Stored items
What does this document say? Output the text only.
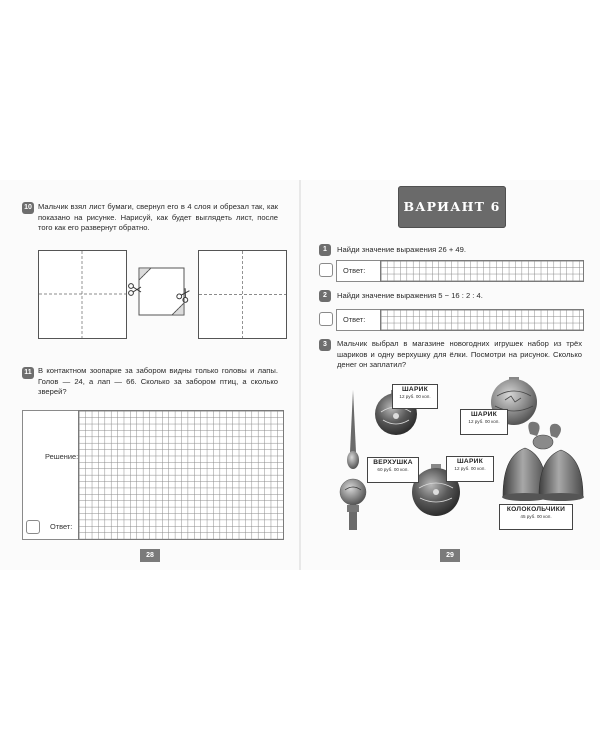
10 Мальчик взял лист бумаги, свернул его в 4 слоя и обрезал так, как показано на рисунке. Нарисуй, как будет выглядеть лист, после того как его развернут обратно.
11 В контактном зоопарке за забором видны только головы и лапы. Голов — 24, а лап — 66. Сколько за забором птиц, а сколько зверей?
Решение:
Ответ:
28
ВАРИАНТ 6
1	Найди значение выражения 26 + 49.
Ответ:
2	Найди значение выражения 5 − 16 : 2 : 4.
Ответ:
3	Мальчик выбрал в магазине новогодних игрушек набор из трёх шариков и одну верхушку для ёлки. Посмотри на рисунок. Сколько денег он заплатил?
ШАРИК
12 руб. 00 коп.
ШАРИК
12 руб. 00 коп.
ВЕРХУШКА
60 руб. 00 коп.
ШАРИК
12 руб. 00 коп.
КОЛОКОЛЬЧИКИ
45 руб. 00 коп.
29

* * *

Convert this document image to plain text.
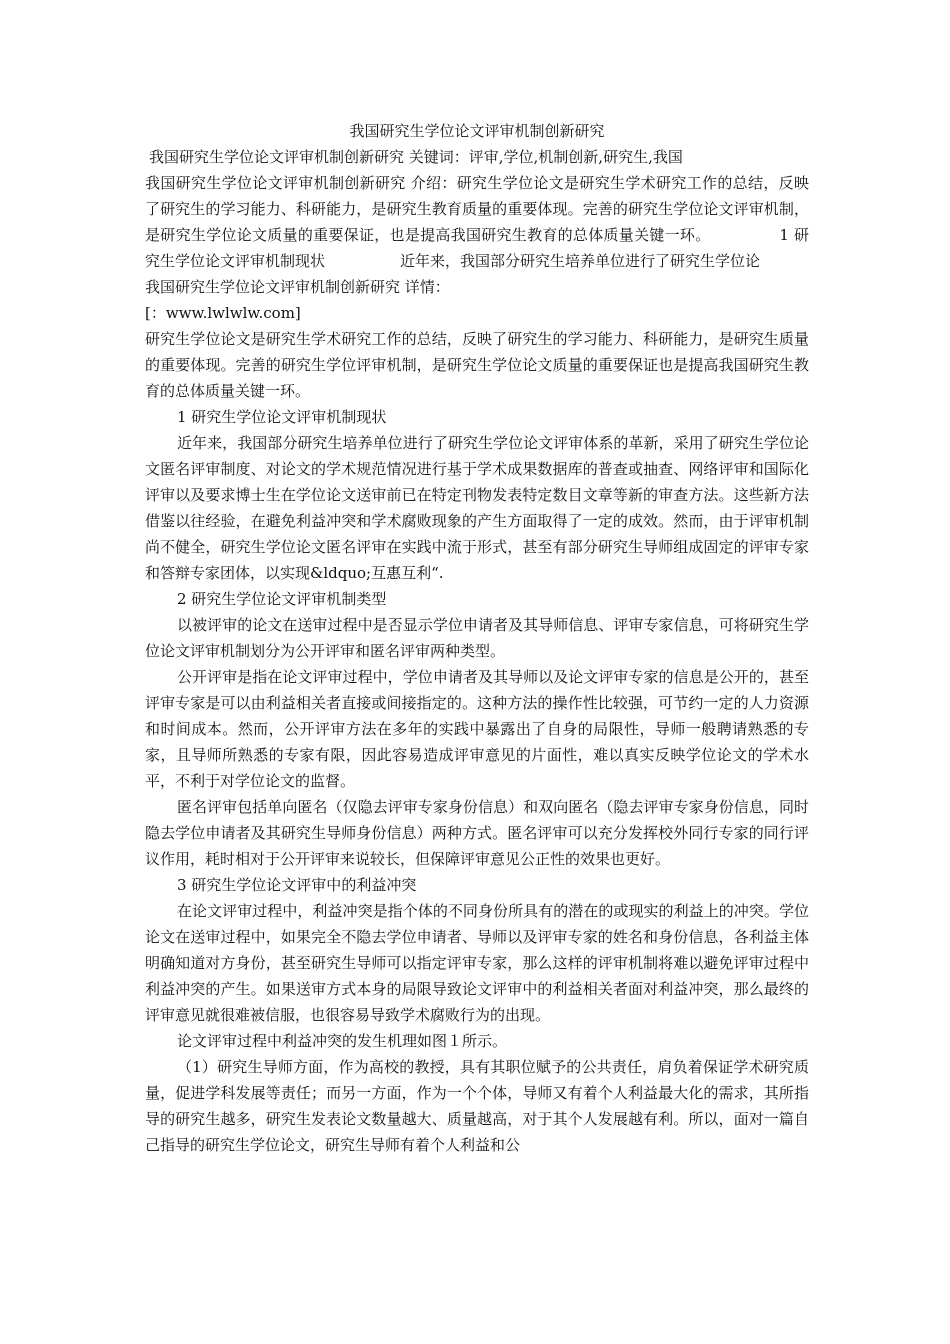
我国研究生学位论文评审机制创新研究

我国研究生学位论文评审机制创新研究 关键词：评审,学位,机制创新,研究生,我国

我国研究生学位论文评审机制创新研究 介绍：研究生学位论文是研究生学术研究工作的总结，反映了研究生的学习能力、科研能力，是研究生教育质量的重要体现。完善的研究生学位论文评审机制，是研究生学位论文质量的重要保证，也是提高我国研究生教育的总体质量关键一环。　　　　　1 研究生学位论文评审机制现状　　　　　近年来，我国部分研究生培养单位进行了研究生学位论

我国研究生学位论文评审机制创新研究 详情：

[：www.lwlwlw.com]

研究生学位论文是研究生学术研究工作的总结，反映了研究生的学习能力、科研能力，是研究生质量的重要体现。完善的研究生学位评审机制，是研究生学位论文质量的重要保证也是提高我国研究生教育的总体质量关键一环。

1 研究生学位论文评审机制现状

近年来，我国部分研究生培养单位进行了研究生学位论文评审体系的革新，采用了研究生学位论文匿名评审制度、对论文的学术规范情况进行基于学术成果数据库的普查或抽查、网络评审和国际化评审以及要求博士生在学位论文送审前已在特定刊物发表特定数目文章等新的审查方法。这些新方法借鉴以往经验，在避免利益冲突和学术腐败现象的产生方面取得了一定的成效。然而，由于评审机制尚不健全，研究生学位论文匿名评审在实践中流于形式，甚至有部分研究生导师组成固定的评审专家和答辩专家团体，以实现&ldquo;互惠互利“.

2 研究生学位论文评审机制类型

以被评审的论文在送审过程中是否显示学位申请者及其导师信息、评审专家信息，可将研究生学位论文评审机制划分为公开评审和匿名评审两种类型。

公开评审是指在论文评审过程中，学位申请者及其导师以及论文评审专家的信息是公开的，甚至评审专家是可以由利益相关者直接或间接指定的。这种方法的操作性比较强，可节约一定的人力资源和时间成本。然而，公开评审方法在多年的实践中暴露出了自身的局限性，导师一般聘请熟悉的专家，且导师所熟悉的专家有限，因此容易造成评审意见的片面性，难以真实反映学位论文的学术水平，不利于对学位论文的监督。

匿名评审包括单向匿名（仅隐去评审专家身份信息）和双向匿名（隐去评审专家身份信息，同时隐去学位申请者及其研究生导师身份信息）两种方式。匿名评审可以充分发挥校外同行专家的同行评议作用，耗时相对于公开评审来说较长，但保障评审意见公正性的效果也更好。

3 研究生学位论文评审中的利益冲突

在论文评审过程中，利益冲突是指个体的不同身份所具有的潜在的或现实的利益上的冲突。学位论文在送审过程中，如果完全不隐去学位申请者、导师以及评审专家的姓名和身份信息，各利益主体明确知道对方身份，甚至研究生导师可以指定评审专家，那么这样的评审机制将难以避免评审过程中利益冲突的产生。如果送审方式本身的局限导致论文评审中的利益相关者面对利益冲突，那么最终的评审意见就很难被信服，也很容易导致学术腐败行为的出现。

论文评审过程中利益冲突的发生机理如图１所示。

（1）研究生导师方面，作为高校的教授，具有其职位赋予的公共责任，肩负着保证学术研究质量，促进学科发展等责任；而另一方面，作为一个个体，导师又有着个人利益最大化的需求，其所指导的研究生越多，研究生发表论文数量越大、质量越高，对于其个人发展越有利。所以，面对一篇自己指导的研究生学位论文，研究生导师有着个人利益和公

Stated goal: From the material, report only how many lines include the word "document".

Task solution: 2